Saved data entries
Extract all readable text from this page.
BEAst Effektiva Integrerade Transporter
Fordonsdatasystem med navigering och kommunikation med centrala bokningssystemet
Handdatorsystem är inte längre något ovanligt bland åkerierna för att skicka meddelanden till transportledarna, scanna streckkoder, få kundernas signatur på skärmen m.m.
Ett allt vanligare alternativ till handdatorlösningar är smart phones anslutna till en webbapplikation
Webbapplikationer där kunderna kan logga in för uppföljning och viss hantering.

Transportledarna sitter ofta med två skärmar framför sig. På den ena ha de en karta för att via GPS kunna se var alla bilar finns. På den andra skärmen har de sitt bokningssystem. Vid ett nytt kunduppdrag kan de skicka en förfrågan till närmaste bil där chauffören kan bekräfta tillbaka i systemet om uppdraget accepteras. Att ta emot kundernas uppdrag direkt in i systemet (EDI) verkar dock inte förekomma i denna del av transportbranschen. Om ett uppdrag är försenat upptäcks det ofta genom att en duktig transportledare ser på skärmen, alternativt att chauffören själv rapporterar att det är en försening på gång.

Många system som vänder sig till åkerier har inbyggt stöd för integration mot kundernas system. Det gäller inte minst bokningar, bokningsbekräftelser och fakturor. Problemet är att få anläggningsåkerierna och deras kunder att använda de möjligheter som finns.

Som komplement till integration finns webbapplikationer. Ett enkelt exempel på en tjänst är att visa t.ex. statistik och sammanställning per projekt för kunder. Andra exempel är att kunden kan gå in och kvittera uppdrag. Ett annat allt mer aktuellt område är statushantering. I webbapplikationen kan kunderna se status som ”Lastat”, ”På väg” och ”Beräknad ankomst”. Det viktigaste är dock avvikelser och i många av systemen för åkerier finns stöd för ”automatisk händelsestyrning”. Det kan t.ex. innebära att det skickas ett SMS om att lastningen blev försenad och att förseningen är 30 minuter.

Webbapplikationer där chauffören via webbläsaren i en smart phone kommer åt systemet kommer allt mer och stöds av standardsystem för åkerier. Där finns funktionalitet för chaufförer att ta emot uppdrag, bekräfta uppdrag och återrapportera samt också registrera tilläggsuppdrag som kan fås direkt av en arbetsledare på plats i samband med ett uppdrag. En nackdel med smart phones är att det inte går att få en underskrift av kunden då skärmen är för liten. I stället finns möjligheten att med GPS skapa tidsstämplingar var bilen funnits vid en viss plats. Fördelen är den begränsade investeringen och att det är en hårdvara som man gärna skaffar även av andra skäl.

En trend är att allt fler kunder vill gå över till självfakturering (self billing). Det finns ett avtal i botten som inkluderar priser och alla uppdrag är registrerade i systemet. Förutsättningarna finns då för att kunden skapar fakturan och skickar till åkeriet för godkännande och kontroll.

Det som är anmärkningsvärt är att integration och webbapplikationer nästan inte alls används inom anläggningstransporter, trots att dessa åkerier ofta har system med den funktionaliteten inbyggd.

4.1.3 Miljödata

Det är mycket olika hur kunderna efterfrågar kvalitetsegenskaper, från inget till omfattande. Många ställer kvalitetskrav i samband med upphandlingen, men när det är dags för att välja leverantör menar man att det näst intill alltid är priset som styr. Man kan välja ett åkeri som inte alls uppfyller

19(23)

EXERCISE DETAILS
Starting from the data above, filter for lines with "phones" and copy each one.

ANSWER TO THIS EXERCISE
Ett allt vanligare alternativ till handdatorlösningar är smart phones anslutna till en webbapplikation
Webbapplikationer där chauffören via webbläsaren i en smart phone kommer åt systemet kommer allt mer och stöds av standardsystem för åkerier. Där finns funktionalitet för chaufförer att ta emot uppdrag, bekräfta uppdrag och återrapportera samt också registrera tilläggsuppdrag som kan fås direkt av en arbetsledare på plats i samband med ett uppdrag. En nackdel med smart phones är att det inte går att få en underskrift av kunden då skärmen är för liten. I stället finns möjligheten att med GPS skapa tidsstämplingar var bilen funnits vid en viss plats. Fördelen är den begränsade investeringen och att det är en hårdvara som man gärna skaffar även av andra skäl.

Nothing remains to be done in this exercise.